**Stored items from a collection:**
★ ★ ★ ★

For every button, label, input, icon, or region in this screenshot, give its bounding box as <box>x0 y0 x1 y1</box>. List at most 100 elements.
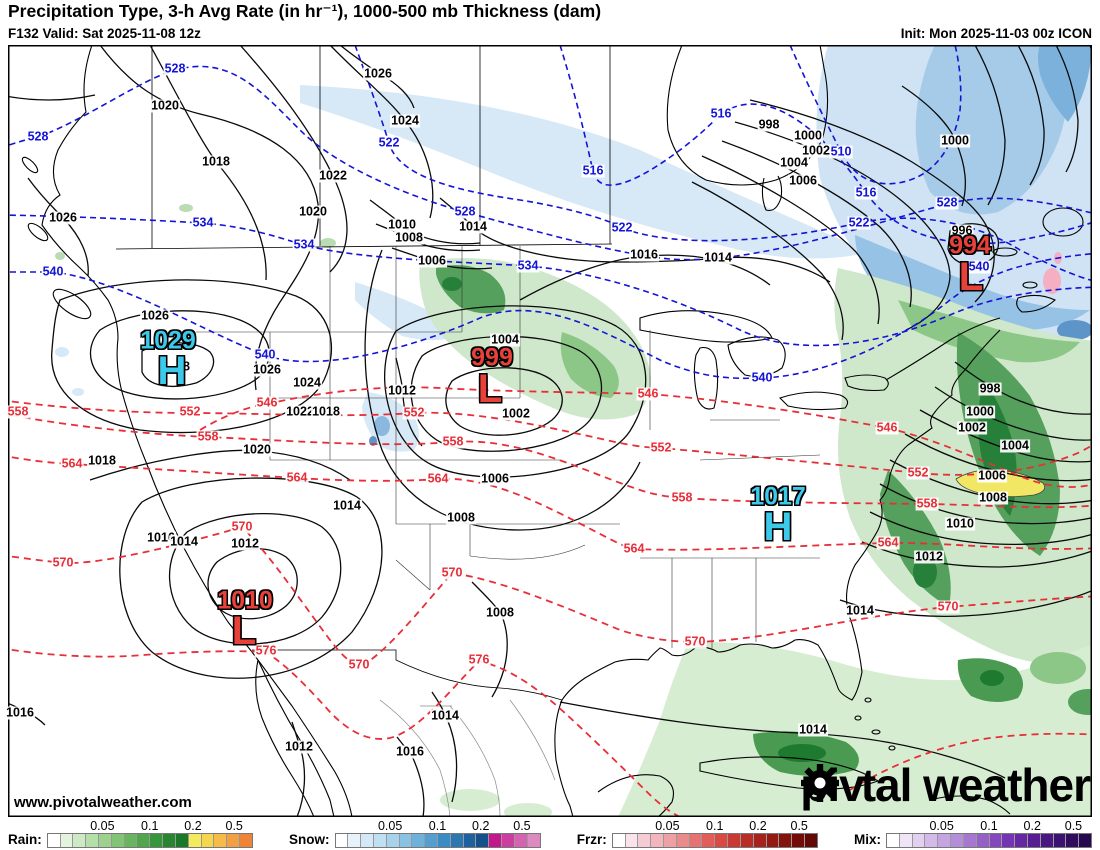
contour-label: 998 <box>757 117 781 132</box>
legend-swatch <box>612 834 626 847</box>
contour-label: 1000 <box>965 404 995 419</box>
legend-swatch <box>753 834 767 847</box>
contour-label: 570 <box>683 634 707 649</box>
contour-label: 552 <box>649 440 673 455</box>
contour-label: 540 <box>253 347 277 362</box>
legend-group-frzr: Frzr: 0.05 0.1 0.2 0.5 <box>577 818 818 850</box>
legend-swatch <box>740 834 754 847</box>
contour-label: 1026 <box>48 210 78 225</box>
legend-swatch <box>887 834 900 847</box>
contour-label: 576 <box>254 643 278 658</box>
legend-swatch <box>689 834 703 847</box>
contour-label: 546 <box>255 395 279 410</box>
header-band: Precipitation Type, 3-h Avg Rate (in hr⁻… <box>0 0 1100 44</box>
contour-label: 564 <box>426 471 450 486</box>
legend-swatch <box>925 834 939 847</box>
legend-swatch <box>239 834 252 847</box>
legend-tick: 0.5 <box>513 819 531 833</box>
contour-label: 552 <box>402 405 426 420</box>
contour-label: 1018 <box>311 404 341 419</box>
contour-label: 1004 <box>779 155 809 170</box>
contour-label: 1002 <box>501 406 531 421</box>
contour-label: 1012 <box>914 549 944 564</box>
contour-label: 1012 <box>284 739 314 754</box>
contour-label: 1020 <box>150 98 180 113</box>
legend-swatch <box>1015 834 1028 847</box>
pivotal-weather-logo: piv <box>800 762 1091 808</box>
contour-label: 1022 <box>285 404 315 419</box>
contour-label: 1020 <box>242 442 272 457</box>
contour-label: 564 <box>622 541 646 556</box>
contour-label: 540 <box>967 259 991 274</box>
legend-swatch <box>976 834 990 847</box>
legend-swatch <box>1040 834 1054 847</box>
contour-label: 1012 <box>230 536 260 551</box>
contour-label: 516 <box>709 106 733 121</box>
legend-swatch <box>792 834 805 847</box>
legend-swatch <box>702 834 716 847</box>
legend-swatch <box>163 834 176 847</box>
contour-label: 1014 <box>332 498 362 513</box>
contour-label: 1000 <box>940 133 970 148</box>
legend-label: Mix: <box>854 832 881 847</box>
legend-swatch <box>1079 834 1091 847</box>
contour-label: 1004 <box>1000 438 1030 453</box>
legend-swatch <box>175 834 189 847</box>
contour-label: 1002 <box>801 143 831 158</box>
contour-label: 540 <box>750 370 774 385</box>
legend-tick: 0.05 <box>377 819 403 833</box>
contour-label: 552 <box>178 404 202 419</box>
contour-label: 558 <box>196 429 220 444</box>
contour-label: 570 <box>347 657 371 672</box>
contour-label: 1008 <box>446 510 476 525</box>
contour-label: 1002 <box>957 420 987 435</box>
legend-swatch <box>664 834 677 847</box>
contour-label: 1006 <box>788 173 818 188</box>
legend-tick: 0.2 <box>472 819 490 833</box>
contour-label: 1024 <box>390 113 420 128</box>
contour-label: 1012 <box>387 383 417 398</box>
precip-legend: Rain: 0.05 0.1 0.2 0.5 Snow: 0.05 0.1 0.2 0.5 Frzr… <box>0 818 1100 850</box>
legend-swatch <box>386 834 400 847</box>
contour-label: 570 <box>440 565 464 580</box>
legend-tick: 0.05 <box>655 819 680 833</box>
contour-label: 570 <box>230 519 254 534</box>
legend-swatch <box>412 834 426 847</box>
valid-time-text: F132 Valid: Sat 2025-11-08 12z <box>8 26 201 41</box>
contour-label: 1014 <box>845 603 875 618</box>
contour-label: 1026 <box>363 66 393 81</box>
contour-label: 1008 <box>978 490 1008 505</box>
contour-label: 1010 <box>387 217 417 232</box>
contour-label: 576 <box>467 652 491 667</box>
contour-label: 522 <box>377 135 401 150</box>
contour-label: 516 <box>854 185 878 200</box>
contour-label: 534 <box>516 258 540 273</box>
contour-label: 998 <box>978 381 1002 396</box>
contour-label: 558 <box>915 496 939 511</box>
legend-swatch <box>476 834 490 847</box>
legend-tick: 0.2 <box>1023 819 1041 833</box>
contour-label: 558 <box>441 434 465 449</box>
legend-swatch <box>963 834 977 847</box>
legend-tick: 0.1 <box>428 819 447 833</box>
legend-swatch <box>1066 834 1080 847</box>
legend-group-mix: Mix: 0.05 0.1 0.2 0.5 <box>854 818 1092 850</box>
contour-label: 1006 <box>977 468 1007 483</box>
contour-label: 1014 <box>798 722 828 737</box>
legend-swatch <box>766 834 780 847</box>
legend-swatch <box>514 834 528 847</box>
legend-tick: 0.5 <box>790 819 808 833</box>
legend-group-rain: Rain: 0.05 0.1 0.2 0.5 <box>8 818 253 850</box>
contour-label: 1014 <box>458 219 488 234</box>
contour-label: 528 <box>935 195 959 210</box>
legend-swatch <box>150 834 164 847</box>
legend-tick: 0.5 <box>1064 819 1083 833</box>
contour-label: 528 <box>26 129 50 144</box>
contour-label: 552 <box>906 465 930 480</box>
contour-label: 516 <box>581 163 605 178</box>
contour-label: 1014 <box>169 534 199 549</box>
contour-label: 1006 <box>417 253 447 268</box>
legend-swatch <box>651 834 664 847</box>
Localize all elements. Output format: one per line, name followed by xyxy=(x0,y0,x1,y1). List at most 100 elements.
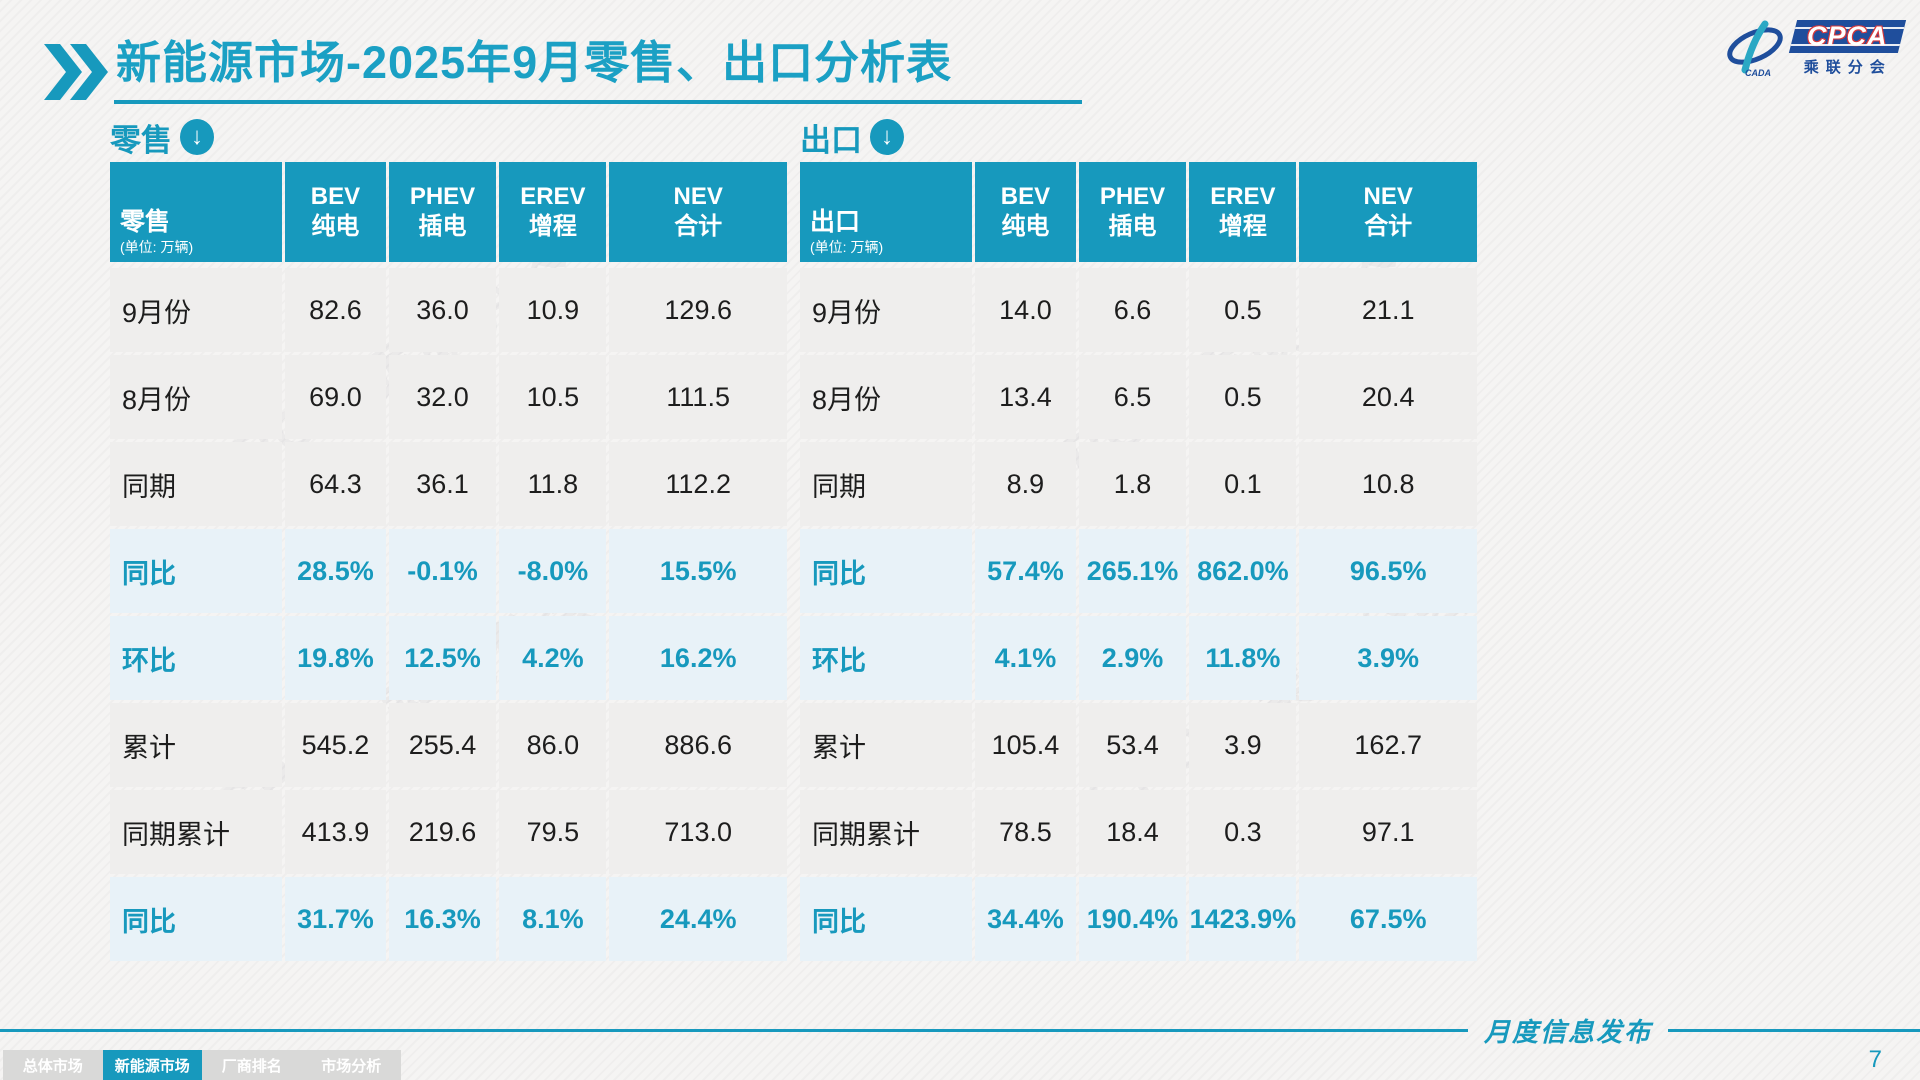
table-cell: 10.8 xyxy=(1299,442,1477,526)
table-cell: 886.6 xyxy=(609,703,787,787)
table-cell: 105.4 xyxy=(975,703,1076,787)
row-label: 同期累计 xyxy=(110,790,283,874)
corner-unit: (单位: 万辆) xyxy=(120,238,194,255)
row-label: 9月份 xyxy=(110,268,283,352)
table-cell: 3.9 xyxy=(1189,703,1297,787)
corner-label: 出口 xyxy=(810,208,861,237)
table-cell: 8.1% xyxy=(499,877,607,961)
column-header: BEV 纯电 xyxy=(285,162,386,262)
row-label: 8月份 xyxy=(110,355,283,439)
tab-nev-market[interactable]: 新能源市场 xyxy=(102,1050,202,1080)
table-cell: 67.5% xyxy=(1299,877,1477,961)
export-table: 出口 (单位: 万辆) BEV 纯电 PHEV 插电 EREV 增程 NEV 合计 9月份 14.0 6… xyxy=(800,162,1477,961)
table-cell: 10.5 xyxy=(499,355,607,439)
down-arrow-icon: ↓ xyxy=(180,119,214,155)
table-cell: 2.9% xyxy=(1078,616,1187,700)
table-cell: 6.5 xyxy=(1078,355,1187,439)
table-cell: 64.3 xyxy=(285,442,386,526)
table-cell: 31.7% xyxy=(285,877,386,961)
table-cell: 21.1 xyxy=(1299,268,1477,352)
column-header: PHEV 插电 xyxy=(388,162,497,262)
row-label: 环比 xyxy=(110,616,283,700)
column-header: PHEV 插电 xyxy=(1078,162,1187,262)
table-cell: 1423.9% xyxy=(1189,877,1297,961)
double-chevron-icon xyxy=(44,44,108,100)
table-cell: 11.8% xyxy=(1189,616,1297,700)
table-cell: 14.0 xyxy=(975,268,1076,352)
row-label: 环比 xyxy=(800,616,973,700)
table-cell: 12.5% xyxy=(388,616,497,700)
table-cell: -8.0% xyxy=(499,529,607,613)
page-title: 新能源市场-2025年9月零售、出口分析表 xyxy=(114,36,1083,104)
cpca-acronym: CPCA xyxy=(1807,21,1888,51)
table-cell: 28.5% xyxy=(285,529,386,613)
tab-market-analysis[interactable]: 市场分析 xyxy=(321,1057,382,1075)
table-corner-header: 零售 (单位: 万辆) xyxy=(110,162,283,262)
row-label: 同比 xyxy=(800,877,973,961)
cpca-chinese-name: 乘联分会 xyxy=(1803,59,1892,76)
table-cell: 3.9% xyxy=(1299,616,1477,700)
column-header: NEV 合计 xyxy=(609,162,787,262)
cada-text: CADA xyxy=(1745,68,1771,78)
table-cell: 0.3 xyxy=(1189,790,1297,874)
row-label: 9月份 xyxy=(800,268,973,352)
row-label: 同期累计 xyxy=(800,790,973,874)
page-number: 7 xyxy=(1868,1046,1882,1073)
table-cell: 713.0 xyxy=(609,790,787,874)
table-cell: 32.0 xyxy=(388,355,497,439)
table-cell: 265.1% xyxy=(1078,529,1187,613)
row-label: 同期 xyxy=(800,442,973,526)
corner-unit: (单位: 万辆) xyxy=(810,238,884,255)
tab-oem-ranking[interactable]: 厂商排名 xyxy=(221,1057,282,1075)
footer-divider-label: 月度信息发布 xyxy=(1483,1017,1652,1047)
row-label: 同比 xyxy=(110,529,283,613)
table-cell: 82.6 xyxy=(285,268,386,352)
column-header: NEV 合计 xyxy=(1299,162,1477,262)
bottom-nav-tabs: 总体市场 新能源市场 厂商排名 市场分析 xyxy=(3,1050,401,1080)
table-cell: 19.8% xyxy=(285,616,386,700)
table-cell: 219.6 xyxy=(388,790,497,874)
table-cell: 1.8 xyxy=(1078,442,1187,526)
table-cell: 15.5% xyxy=(609,529,787,613)
table-cell: 0.5 xyxy=(1189,268,1297,352)
cpca-logo-swoosh-icon: CADA xyxy=(1727,20,1784,78)
table-cell: 4.1% xyxy=(975,616,1076,700)
cpca-logo: CADA CPCA 乘联分会 xyxy=(1725,20,1907,78)
row-label: 同比 xyxy=(800,529,973,613)
table-cell: 413.9 xyxy=(285,790,386,874)
table-cell: 162.7 xyxy=(1299,703,1477,787)
table-cell: 0.5 xyxy=(1189,355,1297,439)
row-label: 8月份 xyxy=(800,355,973,439)
corner-label: 零售 xyxy=(120,208,171,237)
table-cell: 13.4 xyxy=(975,355,1076,439)
table-cell: 18.4 xyxy=(1078,790,1187,874)
export-table-section: 出口 ↓ 出口 (单位: 万辆) BEV 纯电 PHEV 插电 EREV 增程 NEV 合计 9月份… xyxy=(800,116,1477,961)
table-cell: 78.5 xyxy=(975,790,1076,874)
retail-table: 零售 (单位: 万辆) BEV 纯电 PHEV 插电 EREV 增程 NEV 合计 9月份 82.6 3… xyxy=(110,162,787,961)
cpca-logo-band: CPCA xyxy=(1789,20,1907,53)
column-header: BEV 纯电 xyxy=(975,162,1076,262)
table-cell: 96.5% xyxy=(1299,529,1477,613)
export-section-head: 出口 ↓ xyxy=(800,116,1465,158)
table-cell: 862.0% xyxy=(1189,529,1297,613)
tab-overall-market[interactable]: 总体市场 xyxy=(22,1057,83,1075)
table-cell: 34.4% xyxy=(975,877,1076,961)
table-cell: 11.8 xyxy=(499,442,607,526)
table-cell: 8.9 xyxy=(975,442,1076,526)
down-arrow-icon: ↓ xyxy=(870,119,904,155)
export-section-label: 出口 xyxy=(800,122,862,158)
table-cell: 190.4% xyxy=(1078,877,1187,961)
table-cell: 79.5 xyxy=(499,790,607,874)
table-cell: 112.2 xyxy=(609,442,787,526)
table-cell: 97.1 xyxy=(1299,790,1477,874)
table-cell: 129.6 xyxy=(609,268,787,352)
table-cell: 255.4 xyxy=(388,703,497,787)
table-corner-header: 出口 (单位: 万辆) xyxy=(800,162,973,262)
table-cell: 24.4% xyxy=(609,877,787,961)
table-cell: 0.1 xyxy=(1189,442,1297,526)
table-cell: 36.0 xyxy=(388,268,497,352)
row-label: 同比 xyxy=(110,877,283,961)
table-cell: 6.6 xyxy=(1078,268,1187,352)
retail-section-head: 零售 ↓ xyxy=(110,116,775,158)
column-header: EREV 增程 xyxy=(1189,162,1297,262)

★ ★ ★ ★

**Exercise objective:**
Lay out the records from the line containing "contour-label: 998 <box>757 117 781 132</box>" through the line containing "contour-label: 552 <box>402 405 426 420</box>" as a Markdown table with the columns Row and Line, numbering each row and leaving out blank lines.

**Task solution:**
| Row | Line |
|---|---|
| 1 | contour-label: 998 <box>757 117 781 132</box> |
| 2 | legend-swatch <box>612 834 626 847</box> |
| 3 | contour-label: 1000 <box>965 404 995 419</box> |
| 4 | legend-swatch <box>753 834 767 847</box> |
| 5 | contour-label: 570 <box>683 634 707 649</box> |
| 6 | contour-label: 552 <box>649 440 673 455</box> |
| 7 | contour-label: 540 <box>253 347 277 362</box> |
| 8 | legend-group-frzr: Frzr: 0.05 0.1 0.2 0.5 <box>577 818 818 850</box> |
| 9 | legend-swatch <box>740 834 754 847</box> |
| 10 | contour-label: 1026 <box>48 210 78 225</box> |
| 11 | legend-swatch <box>887 834 900 847</box> |
| 12 | contour-label: 576 <box>254 643 278 658</box> |
| 13 | legend-swatch <box>689 834 703 847</box> |
| 14 | contour-label: 546 <box>255 395 279 410</box> |
| 15 | header-band: Precipitation Type, 3-h Avg Rate (in hr⁻… <box>0 0 1100 44</box> |
| 16 | contour-label: 564 <box>426 471 450 486</box> |
| 17 | legend-swatch <box>925 834 939 847</box> |
| 18 | legend-swatch <box>239 834 252 847</box> |
| 19 | legend-tick: 0.5 <box>513 819 531 833</box> |
| 20 | contour-label: 552 <box>402 405 426 420</box> |